◆ **DIRECTIVE**
List the lines of this listing that hold the word "Management".

Collection entries
········
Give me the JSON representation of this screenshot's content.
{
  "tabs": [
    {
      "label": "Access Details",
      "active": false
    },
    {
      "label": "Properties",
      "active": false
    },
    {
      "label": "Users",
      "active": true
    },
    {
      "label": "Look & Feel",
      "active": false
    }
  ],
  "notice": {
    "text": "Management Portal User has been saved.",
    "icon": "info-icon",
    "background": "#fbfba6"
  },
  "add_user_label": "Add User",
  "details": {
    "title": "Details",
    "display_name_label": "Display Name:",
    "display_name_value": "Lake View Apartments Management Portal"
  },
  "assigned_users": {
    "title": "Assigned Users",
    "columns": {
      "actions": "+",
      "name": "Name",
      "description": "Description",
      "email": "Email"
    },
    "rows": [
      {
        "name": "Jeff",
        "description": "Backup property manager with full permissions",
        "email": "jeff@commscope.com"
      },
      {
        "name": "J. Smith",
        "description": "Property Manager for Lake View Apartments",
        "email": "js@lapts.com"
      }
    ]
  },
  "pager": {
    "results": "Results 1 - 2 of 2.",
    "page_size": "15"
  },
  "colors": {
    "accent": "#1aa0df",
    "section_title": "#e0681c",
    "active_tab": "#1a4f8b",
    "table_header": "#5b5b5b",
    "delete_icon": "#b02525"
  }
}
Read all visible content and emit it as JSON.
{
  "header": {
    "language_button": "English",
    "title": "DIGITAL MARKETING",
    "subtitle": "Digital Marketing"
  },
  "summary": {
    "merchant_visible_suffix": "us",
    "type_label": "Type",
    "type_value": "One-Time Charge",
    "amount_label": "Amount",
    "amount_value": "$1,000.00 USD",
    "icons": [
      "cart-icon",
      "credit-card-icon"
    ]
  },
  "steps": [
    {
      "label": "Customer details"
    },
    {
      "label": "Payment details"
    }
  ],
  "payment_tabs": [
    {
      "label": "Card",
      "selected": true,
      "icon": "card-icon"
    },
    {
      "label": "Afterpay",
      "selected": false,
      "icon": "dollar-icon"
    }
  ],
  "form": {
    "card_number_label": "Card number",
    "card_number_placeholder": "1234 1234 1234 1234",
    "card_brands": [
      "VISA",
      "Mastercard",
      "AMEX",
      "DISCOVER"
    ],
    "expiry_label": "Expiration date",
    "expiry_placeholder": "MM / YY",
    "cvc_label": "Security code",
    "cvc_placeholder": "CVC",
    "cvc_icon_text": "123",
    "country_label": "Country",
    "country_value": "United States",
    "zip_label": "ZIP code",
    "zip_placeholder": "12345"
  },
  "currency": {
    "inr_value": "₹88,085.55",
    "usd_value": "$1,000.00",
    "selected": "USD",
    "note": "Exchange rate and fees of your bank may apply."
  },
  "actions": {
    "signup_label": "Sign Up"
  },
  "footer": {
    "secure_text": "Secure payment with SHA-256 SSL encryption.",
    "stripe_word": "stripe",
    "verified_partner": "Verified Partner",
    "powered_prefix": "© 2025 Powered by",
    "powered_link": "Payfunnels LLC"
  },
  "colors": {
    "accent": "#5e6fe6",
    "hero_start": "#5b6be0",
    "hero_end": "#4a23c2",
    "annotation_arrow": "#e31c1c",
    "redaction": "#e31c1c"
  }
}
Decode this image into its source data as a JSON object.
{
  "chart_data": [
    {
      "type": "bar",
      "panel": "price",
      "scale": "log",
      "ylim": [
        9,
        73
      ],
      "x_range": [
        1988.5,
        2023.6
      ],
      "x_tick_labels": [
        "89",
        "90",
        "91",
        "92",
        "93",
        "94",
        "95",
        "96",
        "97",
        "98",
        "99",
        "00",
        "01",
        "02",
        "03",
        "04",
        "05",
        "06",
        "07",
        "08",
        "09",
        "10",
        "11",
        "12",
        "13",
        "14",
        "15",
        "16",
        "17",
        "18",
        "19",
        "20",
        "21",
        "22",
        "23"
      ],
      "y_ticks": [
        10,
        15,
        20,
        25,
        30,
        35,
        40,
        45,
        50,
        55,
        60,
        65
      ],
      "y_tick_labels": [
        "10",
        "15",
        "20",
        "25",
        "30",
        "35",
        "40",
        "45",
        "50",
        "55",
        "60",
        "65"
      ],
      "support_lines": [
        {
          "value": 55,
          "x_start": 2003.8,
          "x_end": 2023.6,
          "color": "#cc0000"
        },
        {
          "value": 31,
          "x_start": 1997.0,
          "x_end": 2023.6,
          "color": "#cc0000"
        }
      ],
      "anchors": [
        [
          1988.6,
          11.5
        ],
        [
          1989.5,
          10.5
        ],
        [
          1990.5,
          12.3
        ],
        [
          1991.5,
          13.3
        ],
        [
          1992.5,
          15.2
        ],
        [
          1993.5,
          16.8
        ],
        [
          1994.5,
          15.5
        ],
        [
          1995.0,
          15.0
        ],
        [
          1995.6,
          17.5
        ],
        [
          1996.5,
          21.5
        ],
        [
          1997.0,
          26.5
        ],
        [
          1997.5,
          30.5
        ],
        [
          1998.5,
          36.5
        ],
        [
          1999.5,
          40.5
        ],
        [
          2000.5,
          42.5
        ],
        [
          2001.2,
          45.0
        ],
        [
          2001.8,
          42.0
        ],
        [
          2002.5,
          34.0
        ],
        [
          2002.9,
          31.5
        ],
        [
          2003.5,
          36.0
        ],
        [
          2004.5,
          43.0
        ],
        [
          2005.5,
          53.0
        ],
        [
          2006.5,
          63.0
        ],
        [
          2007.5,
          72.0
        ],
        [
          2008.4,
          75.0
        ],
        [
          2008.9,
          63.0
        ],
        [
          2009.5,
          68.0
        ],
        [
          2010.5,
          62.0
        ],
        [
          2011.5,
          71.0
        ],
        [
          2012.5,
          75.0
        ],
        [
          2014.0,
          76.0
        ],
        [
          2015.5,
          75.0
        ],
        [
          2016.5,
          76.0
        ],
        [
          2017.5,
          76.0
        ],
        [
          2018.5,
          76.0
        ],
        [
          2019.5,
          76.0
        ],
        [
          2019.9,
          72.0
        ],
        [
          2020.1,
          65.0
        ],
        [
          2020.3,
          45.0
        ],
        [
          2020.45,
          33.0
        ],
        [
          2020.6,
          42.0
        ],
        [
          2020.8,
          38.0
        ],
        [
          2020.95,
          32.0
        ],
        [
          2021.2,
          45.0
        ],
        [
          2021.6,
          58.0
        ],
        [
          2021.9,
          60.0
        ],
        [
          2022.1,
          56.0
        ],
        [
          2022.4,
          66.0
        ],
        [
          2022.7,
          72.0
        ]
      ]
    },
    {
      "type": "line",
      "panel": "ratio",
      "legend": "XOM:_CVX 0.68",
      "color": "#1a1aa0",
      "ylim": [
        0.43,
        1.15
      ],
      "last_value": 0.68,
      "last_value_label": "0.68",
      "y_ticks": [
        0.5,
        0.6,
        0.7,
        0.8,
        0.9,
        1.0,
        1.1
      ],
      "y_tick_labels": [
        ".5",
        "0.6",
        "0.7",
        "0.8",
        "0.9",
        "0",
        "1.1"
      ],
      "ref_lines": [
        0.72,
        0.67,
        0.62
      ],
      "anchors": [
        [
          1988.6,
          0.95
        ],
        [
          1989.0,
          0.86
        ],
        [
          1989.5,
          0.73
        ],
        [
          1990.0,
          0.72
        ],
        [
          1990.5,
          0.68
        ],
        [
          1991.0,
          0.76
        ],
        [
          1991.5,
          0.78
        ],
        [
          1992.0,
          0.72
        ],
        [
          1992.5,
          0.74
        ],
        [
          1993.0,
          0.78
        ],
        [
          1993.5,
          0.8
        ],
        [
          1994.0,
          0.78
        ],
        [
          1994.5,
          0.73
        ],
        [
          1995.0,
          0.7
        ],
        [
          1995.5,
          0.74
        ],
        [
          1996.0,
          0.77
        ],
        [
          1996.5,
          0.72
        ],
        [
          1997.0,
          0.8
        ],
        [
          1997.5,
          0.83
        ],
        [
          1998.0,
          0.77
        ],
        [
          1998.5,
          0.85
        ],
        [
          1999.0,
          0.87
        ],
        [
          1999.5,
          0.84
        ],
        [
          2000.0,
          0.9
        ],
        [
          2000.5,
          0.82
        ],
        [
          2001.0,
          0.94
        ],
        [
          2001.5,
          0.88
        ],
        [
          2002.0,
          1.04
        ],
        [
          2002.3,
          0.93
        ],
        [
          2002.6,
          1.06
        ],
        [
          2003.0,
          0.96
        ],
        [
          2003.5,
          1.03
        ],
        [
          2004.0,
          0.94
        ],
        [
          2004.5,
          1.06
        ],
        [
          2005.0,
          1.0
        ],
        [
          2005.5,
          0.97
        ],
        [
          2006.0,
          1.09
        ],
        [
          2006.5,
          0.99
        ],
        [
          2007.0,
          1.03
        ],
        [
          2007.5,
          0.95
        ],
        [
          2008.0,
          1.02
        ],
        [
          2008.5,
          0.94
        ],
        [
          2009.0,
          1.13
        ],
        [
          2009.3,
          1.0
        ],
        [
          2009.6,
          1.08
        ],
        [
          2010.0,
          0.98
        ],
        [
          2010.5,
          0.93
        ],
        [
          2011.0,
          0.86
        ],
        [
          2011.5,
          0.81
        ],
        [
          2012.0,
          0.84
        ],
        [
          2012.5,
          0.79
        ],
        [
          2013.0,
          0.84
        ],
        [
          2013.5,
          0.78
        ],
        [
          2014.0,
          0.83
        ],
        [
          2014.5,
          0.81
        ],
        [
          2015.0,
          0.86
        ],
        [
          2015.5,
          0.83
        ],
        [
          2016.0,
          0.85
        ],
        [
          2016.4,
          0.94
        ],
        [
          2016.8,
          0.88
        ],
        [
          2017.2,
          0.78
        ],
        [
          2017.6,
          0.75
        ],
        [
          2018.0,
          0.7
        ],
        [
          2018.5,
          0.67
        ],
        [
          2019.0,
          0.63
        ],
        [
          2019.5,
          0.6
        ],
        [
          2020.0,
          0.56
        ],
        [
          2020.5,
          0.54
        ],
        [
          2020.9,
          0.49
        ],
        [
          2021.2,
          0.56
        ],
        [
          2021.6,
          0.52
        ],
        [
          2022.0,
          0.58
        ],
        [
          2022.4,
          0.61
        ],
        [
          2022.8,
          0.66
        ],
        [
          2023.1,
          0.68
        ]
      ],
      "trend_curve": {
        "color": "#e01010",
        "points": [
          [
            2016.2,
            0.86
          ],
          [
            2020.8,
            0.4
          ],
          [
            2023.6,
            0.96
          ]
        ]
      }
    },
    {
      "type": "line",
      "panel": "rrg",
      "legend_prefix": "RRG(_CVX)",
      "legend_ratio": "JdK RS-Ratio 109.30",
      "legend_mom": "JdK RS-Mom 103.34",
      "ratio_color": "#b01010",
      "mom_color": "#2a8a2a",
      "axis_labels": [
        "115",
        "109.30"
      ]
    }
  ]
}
········
◆ **ANSWER TO THE EXERCISE**
    "text": "Management Portal User has been saved.",
    "display_name_value": "Lake View Apartments Management Portal"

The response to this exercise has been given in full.